§ Kutipan
========
1 menit berlalu. Dan lampu hijau menyala. Kutinggalkan fenomena simpang lampu merah dan melaju hampa ke kampus. Peristiwa ini lazim terjadi di semua simpang lampu merah. tidak hanya penjual koran. Bencong juga kadang-kadang parkir disana. Tapi yang kali ini terjadi benar-benar menggangu fikiranku. Tidak tenang rasanya. Merasa ada yang harus aku lakukan. Tapi apa ?
..................................................................................................................................................................
========
§ Cuplikan Dataset
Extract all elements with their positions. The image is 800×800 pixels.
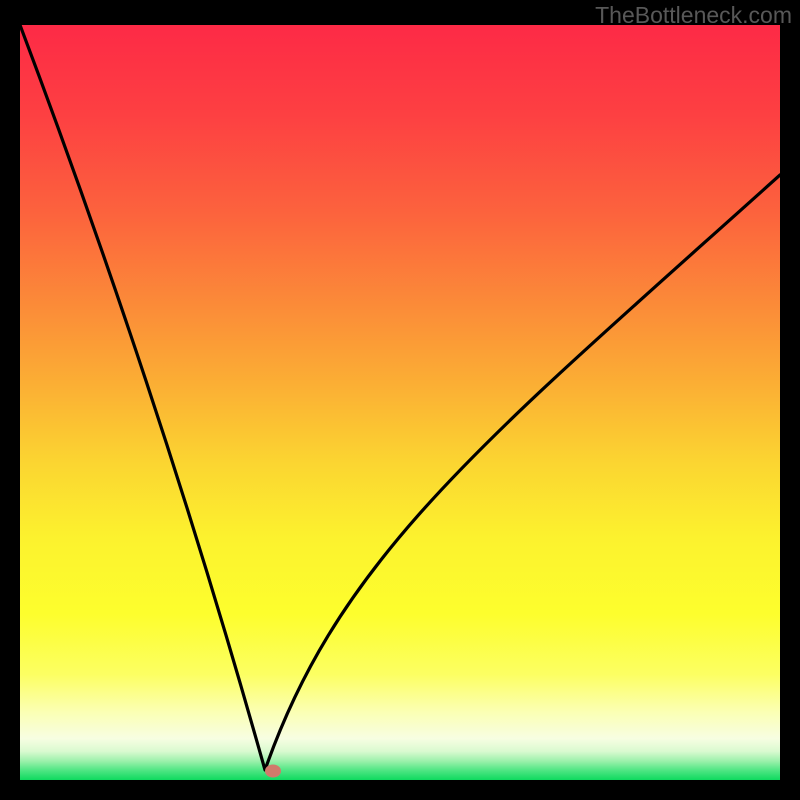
========
§ Tugas Anda
Tuliskan ulang tanpa perubahan bagian kutipan tentang simpang lampu merah, dimulai pada kata "1 menit berlalu." dan berhenti setelah "lakukan. Tapi apa ?".

§ Tugas Selesai
1 menit berlalu. Dan lampu hijau menyala. Kutinggalkan fenomena simpang lampu merah dan melaju hampa ke kampus. Peristiwa ini lazim terjadi di semua simpang lampu merah. tidak hanya penjual koran. Bencong juga kadang-kadang parkir disana. Tapi yang kali ini terjadi benar-benar menggangu fikiranku. Tidak tenang rasanya. Merasa ada yang harus aku lakukan. Tapi apa ?